The data below should be restated word for word, with every picture omitted.

━━━━━ Listing

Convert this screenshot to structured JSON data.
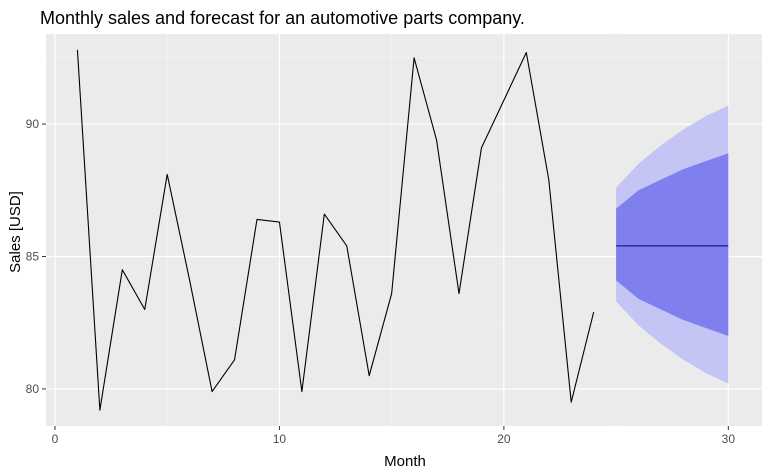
{
  "chart_data": {
    "type": "line",
    "title": "Monthly sales and forecast for an automotive parts company.",
    "xlabel": "Month",
    "ylabel": "Sales [USD]",
    "xlim": [
      -0.4,
      31.5
    ],
    "ylim": [
      78.6,
      93.4
    ],
    "x_ticks": [
      0,
      10,
      20,
      30
    ],
    "y_ticks": [
      80,
      85,
      90
    ],
    "grid": true,
    "legend": "none",
    "series": [
      {
        "x": [
          1,
          2,
          3,
          4,
          5,
          6,
          7,
          8,
          9,
          10,
          11,
          12,
          13,
          14,
          15,
          16,
          17,
          18,
          19,
          20,
          21,
          22,
          23,
          24
        ],
        "values": [
          92.8,
          79.2,
          84.5,
          83.0,
          88.1,
          84.1,
          79.9,
          81.1,
          86.4,
          86.3,
          79.9,
          86.6,
          85.4,
          80.5,
          83.6,
          92.5,
          89.4,
          83.6,
          89.1,
          90.9,
          92.7,
          87.9,
          79.5,
          82.9
        ]
      }
    ],
    "forecast": {
      "x": [
        25,
        26,
        27,
        28,
        29,
        30
      ],
      "mean": [
        85.4,
        85.4,
        85.4,
        85.4,
        85.4,
        85.4
      ],
      "lower80": [
        84.1,
        83.4,
        83.0,
        82.6,
        82.3,
        82.0
      ],
      "upper80": [
        86.8,
        87.5,
        87.9,
        88.3,
        88.6,
        88.9
      ],
      "lower95": [
        83.3,
        82.4,
        81.7,
        81.1,
        80.6,
        80.2
      ],
      "upper95": [
        87.6,
        88.5,
        89.2,
        89.8,
        90.3,
        90.7
      ]
    },
    "colors": {
      "panel": "#ebebeb",
      "grid_major": "#ffffff",
      "grid_minor": "#f4f4f4",
      "series_line": "#000000",
      "forecast_mean": "#00008b",
      "band95": "#c4c4f5",
      "band80": "#7f7fee"
    }
  }
}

━━━━━━━━━━

• Exercise output:
Convert this screenshot to structured JSON data.
{
  "chart_data": {
    "type": "line",
    "title": "Monthly sales and forecast for an automotive parts company.",
    "xlabel": "Month",
    "ylabel": "Sales [USD]",
    "xlim": [
      -0.4,
      31.5
    ],
    "ylim": [
      78.6,
      93.4
    ],
    "x_ticks": [
      0,
      10,
      20,
      30
    ],
    "y_ticks": [
      80,
      85,
      90
    ],
    "grid": true,
    "legend": "none",
    "series": [
      {
        "x": [
          1,
          2,
          3,
          4,
          5,
          6,
          7,
          8,
          9,
          10,
          11,
          12,
          13,
          14,
          15,
          16,
          17,
          18,
          19,
          20,
          21,
          22,
          23,
          24
        ],
        "values": [
          92.8,
          79.2,
          84.5,
          83.0,
          88.1,
          84.1,
          79.9,
          81.1,
          86.4,
          86.3,
          79.9,
          86.6,
          85.4,
          80.5,
          83.6,
          92.5,
          89.4,
          83.6,
          89.1,
          90.9,
          92.7,
          87.9,
          79.5,
          82.9
        ]
      }
    ],
    "forecast": {
      "x": [
        25,
        26,
        27,
        28,
        29,
        30
      ],
      "mean": [
        85.4,
        85.4,
        85.4,
        85.4,
        85.4,
        85.4
      ],
      "lower80": [
        84.1,
        83.4,
        83.0,
        82.6,
        82.3,
        82.0
      ],
      "upper80": [
        86.8,
        87.5,
        87.9,
        88.3,
        88.6,
        88.9
      ],
      "lower95": [
        83.3,
        82.4,
        81.7,
        81.1,
        80.6,
        80.2
      ],
      "upper95": [
        87.6,
        88.5,
        89.2,
        89.8,
        90.3,
        90.7
      ]
    },
    "colors": {
      "panel": "#ebebeb",
      "grid_major": "#ffffff",
      "grid_minor": "#f4f4f4",
      "series_line": "#000000",
      "forecast_mean": "#00008b",
      "band95": "#c4c4f5",
      "band80": "#7f7fee"
    }
  }
}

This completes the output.